* [Short exercise]:
Return the material exactly as supplied, apart from the pictures, which are omitted.

# start of Excerpted data

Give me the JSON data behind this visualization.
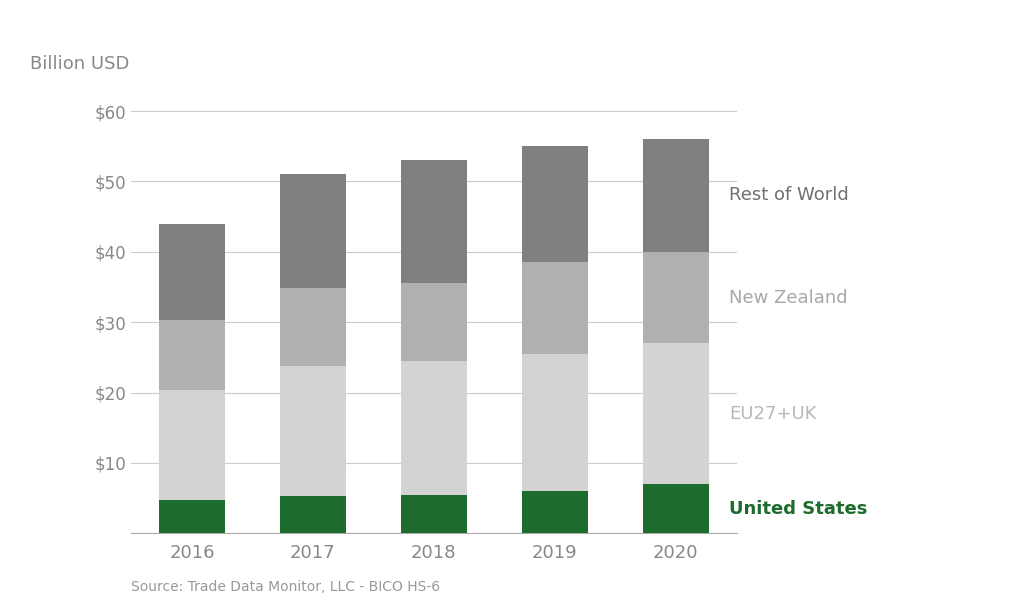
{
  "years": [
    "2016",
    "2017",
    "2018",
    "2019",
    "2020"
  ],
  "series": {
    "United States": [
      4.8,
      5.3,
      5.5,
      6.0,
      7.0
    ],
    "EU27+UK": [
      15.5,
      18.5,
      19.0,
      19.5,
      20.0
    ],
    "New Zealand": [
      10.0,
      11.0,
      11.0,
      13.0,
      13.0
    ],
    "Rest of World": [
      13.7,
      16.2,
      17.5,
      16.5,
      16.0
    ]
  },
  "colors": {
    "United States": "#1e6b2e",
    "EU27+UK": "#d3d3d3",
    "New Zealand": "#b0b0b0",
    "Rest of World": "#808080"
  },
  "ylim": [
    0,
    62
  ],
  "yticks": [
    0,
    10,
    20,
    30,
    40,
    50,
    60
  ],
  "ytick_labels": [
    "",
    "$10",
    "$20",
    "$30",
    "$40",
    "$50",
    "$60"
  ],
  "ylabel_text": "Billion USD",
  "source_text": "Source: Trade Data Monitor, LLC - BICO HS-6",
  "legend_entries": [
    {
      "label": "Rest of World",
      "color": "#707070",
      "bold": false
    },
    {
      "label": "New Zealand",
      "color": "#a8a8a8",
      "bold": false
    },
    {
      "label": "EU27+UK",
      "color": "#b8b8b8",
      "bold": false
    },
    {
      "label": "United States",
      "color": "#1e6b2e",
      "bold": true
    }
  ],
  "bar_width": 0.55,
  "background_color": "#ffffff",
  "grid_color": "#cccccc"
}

# end of Excerpted data

* [Output]:
Give me the JSON data behind this visualization.
{
  "years": [
    "2016",
    "2017",
    "2018",
    "2019",
    "2020"
  ],
  "series": {
    "United States": [
      4.8,
      5.3,
      5.5,
      6.0,
      7.0
    ],
    "EU27+UK": [
      15.5,
      18.5,
      19.0,
      19.5,
      20.0
    ],
    "New Zealand": [
      10.0,
      11.0,
      11.0,
      13.0,
      13.0
    ],
    "Rest of World": [
      13.7,
      16.2,
      17.5,
      16.5,
      16.0
    ]
  },
  "colors": {
    "United States": "#1e6b2e",
    "EU27+UK": "#d3d3d3",
    "New Zealand": "#b0b0b0",
    "Rest of World": "#808080"
  },
  "ylim": [
    0,
    62
  ],
  "yticks": [
    0,
    10,
    20,
    30,
    40,
    50,
    60
  ],
  "ytick_labels": [
    "",
    "$10",
    "$20",
    "$30",
    "$40",
    "$50",
    "$60"
  ],
  "ylabel_text": "Billion USD",
  "source_text": "Source: Trade Data Monitor, LLC - BICO HS-6",
  "legend_entries": [
    {
      "label": "Rest of World",
      "color": "#707070",
      "bold": false
    },
    {
      "label": "New Zealand",
      "color": "#a8a8a8",
      "bold": false
    },
    {
      "label": "EU27+UK",
      "color": "#b8b8b8",
      "bold": false
    },
    {
      "label": "United States",
      "color": "#1e6b2e",
      "bold": true
    }
  ],
  "bar_width": 0.55,
  "background_color": "#ffffff",
  "grid_color": "#cccccc"
}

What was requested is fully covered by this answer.